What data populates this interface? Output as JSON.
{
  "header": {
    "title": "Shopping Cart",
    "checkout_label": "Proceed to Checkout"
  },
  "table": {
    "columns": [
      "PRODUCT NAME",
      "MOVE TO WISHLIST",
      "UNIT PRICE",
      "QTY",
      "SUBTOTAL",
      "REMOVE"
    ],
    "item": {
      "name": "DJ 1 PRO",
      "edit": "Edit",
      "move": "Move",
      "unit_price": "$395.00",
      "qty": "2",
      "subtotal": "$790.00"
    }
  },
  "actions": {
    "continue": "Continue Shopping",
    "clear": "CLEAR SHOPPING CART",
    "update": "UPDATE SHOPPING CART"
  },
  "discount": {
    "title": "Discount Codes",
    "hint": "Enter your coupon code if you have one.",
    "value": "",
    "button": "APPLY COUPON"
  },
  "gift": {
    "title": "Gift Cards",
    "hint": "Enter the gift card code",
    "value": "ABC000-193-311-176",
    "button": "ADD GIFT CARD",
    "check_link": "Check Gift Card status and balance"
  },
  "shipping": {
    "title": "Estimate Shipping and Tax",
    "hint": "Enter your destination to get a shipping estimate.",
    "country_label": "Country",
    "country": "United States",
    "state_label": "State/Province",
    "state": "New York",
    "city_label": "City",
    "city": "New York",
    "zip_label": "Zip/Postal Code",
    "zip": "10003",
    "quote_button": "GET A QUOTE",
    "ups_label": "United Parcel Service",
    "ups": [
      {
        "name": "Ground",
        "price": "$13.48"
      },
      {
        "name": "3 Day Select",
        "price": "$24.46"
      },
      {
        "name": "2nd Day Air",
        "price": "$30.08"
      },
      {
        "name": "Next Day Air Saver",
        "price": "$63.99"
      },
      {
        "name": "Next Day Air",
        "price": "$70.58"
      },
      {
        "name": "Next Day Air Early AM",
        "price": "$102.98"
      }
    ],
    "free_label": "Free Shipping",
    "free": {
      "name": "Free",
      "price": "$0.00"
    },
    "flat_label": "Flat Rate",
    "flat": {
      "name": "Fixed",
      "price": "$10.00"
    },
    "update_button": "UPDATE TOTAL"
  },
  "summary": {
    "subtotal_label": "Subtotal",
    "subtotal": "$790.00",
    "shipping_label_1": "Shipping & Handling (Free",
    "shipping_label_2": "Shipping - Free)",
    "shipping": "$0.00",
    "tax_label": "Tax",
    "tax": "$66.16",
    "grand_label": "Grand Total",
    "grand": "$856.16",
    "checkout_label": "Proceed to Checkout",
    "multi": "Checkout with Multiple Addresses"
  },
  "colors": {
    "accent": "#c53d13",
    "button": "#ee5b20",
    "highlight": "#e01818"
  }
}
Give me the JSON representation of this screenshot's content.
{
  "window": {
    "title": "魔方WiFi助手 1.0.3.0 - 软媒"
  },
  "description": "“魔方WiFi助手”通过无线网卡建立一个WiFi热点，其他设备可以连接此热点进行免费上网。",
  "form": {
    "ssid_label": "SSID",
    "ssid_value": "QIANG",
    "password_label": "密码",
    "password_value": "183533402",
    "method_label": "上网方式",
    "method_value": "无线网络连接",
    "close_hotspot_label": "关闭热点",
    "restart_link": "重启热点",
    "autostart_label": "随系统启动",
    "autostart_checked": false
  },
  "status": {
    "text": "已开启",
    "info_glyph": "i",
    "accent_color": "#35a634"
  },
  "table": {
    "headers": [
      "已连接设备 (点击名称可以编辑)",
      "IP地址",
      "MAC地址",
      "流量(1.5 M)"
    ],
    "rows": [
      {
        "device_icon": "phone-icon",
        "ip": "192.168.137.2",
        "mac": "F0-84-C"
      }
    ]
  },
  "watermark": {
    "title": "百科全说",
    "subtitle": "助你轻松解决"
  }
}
────────────────
### EXERCISE BRIEF
All of the entries above need to be reproduced exactly.

### COMPLETE RESPONSE
What data populates this interface? Output as JSON.
{
  "header": {
    "title": "Shopping Cart",
    "checkout_label": "Proceed to Checkout"
  },
  "table": {
    "columns": [
      "PRODUCT NAME",
      "MOVE TO WISHLIST",
      "UNIT PRICE",
      "QTY",
      "SUBTOTAL",
      "REMOVE"
    ],
    "item": {
      "name": "DJ 1 PRO",
      "edit": "Edit",
      "move": "Move",
      "unit_price": "$395.00",
      "qty": "2",
      "subtotal": "$790.00"
    }
  },
  "actions": {
    "continue": "Continue Shopping",
    "clear": "CLEAR SHOPPING CART",
    "update": "UPDATE SHOPPING CART"
  },
  "discount": {
    "title": "Discount Codes",
    "hint": "Enter your coupon code if you have one.",
    "value": "",
    "button": "APPLY COUPON"
  },
  "gift": {
    "title": "Gift Cards",
    "hint": "Enter the gift card code",
    "value": "ABC000-193-311-176",
    "button": "ADD GIFT CARD",
    "check_link": "Check Gift Card status and balance"
  },
  "shipping": {
    "title": "Estimate Shipping and Tax",
    "hint": "Enter your destination to get a shipping estimate.",
    "country_label": "Country",
    "country": "United States",
    "state_label": "State/Province",
    "state": "New York",
    "city_label": "City",
    "city": "New York",
    "zip_label": "Zip/Postal Code",
    "zip": "10003",
    "quote_button": "GET A QUOTE",
    "ups_label": "United Parcel Service",
    "ups": [
      {
        "name": "Ground",
        "price": "$13.48"
      },
      {
        "name": "3 Day Select",
        "price": "$24.46"
      },
      {
        "name": "2nd Day Air",
        "price": "$30.08"
      },
      {
        "name": "Next Day Air Saver",
        "price": "$63.99"
      },
      {
        "name": "Next Day Air",
        "price": "$70.58"
      },
      {
        "name": "Next Day Air Early AM",
        "price": "$102.98"
      }
    ],
    "free_label": "Free Shipping",
    "free": {
      "name": "Free",
      "price": "$0.00"
    },
    "flat_label": "Flat Rate",
    "flat": {
      "name": "Fixed",
      "price": "$10.00"
    },
    "update_button": "UPDATE TOTAL"
  },
  "summary": {
    "subtotal_label": "Subtotal",
    "subtotal": "$790.00",
    "shipping_label_1": "Shipping & Handling (Free",
    "shipping_label_2": "Shipping - Free)",
    "shipping": "$0.00",
    "tax_label": "Tax",
    "tax": "$66.16",
    "grand_label": "Grand Total",
    "grand": "$856.16",
    "checkout_label": "Proceed to Checkout",
    "multi": "Checkout with Multiple Addresses"
  },
  "colors": {
    "accent": "#c53d13",
    "button": "#ee5b20",
    "highlight": "#e01818"
  }
}
Give me the JSON representation of this screenshot's content.
{
  "window": {
    "title": "魔方WiFi助手 1.0.3.0 - 软媒"
  },
  "description": "“魔方WiFi助手”通过无线网卡建立一个WiFi热点，其他设备可以连接此热点进行免费上网。",
  "form": {
    "ssid_label": "SSID",
    "ssid_value": "QIANG",
    "password_label": "密码",
    "password_value": "183533402",
    "method_label": "上网方式",
    "method_value": "无线网络连接",
    "close_hotspot_label": "关闭热点",
    "restart_link": "重启热点",
    "autostart_label": "随系统启动",
    "autostart_checked": false
  },
  "status": {
    "text": "已开启",
    "info_glyph": "i",
    "accent_color": "#35a634"
  },
  "table": {
    "headers": [
      "已连接设备 (点击名称可以编辑)",
      "IP地址",
      "MAC地址",
      "流量(1.5 M)"
    ],
    "rows": [
      {
        "device_icon": "phone-icon",
        "ip": "192.168.137.2",
        "mac": "F0-84-C"
      }
    ]
  },
  "watermark": {
    "title": "百科全说",
    "subtitle": "助你轻松解决"
  }
}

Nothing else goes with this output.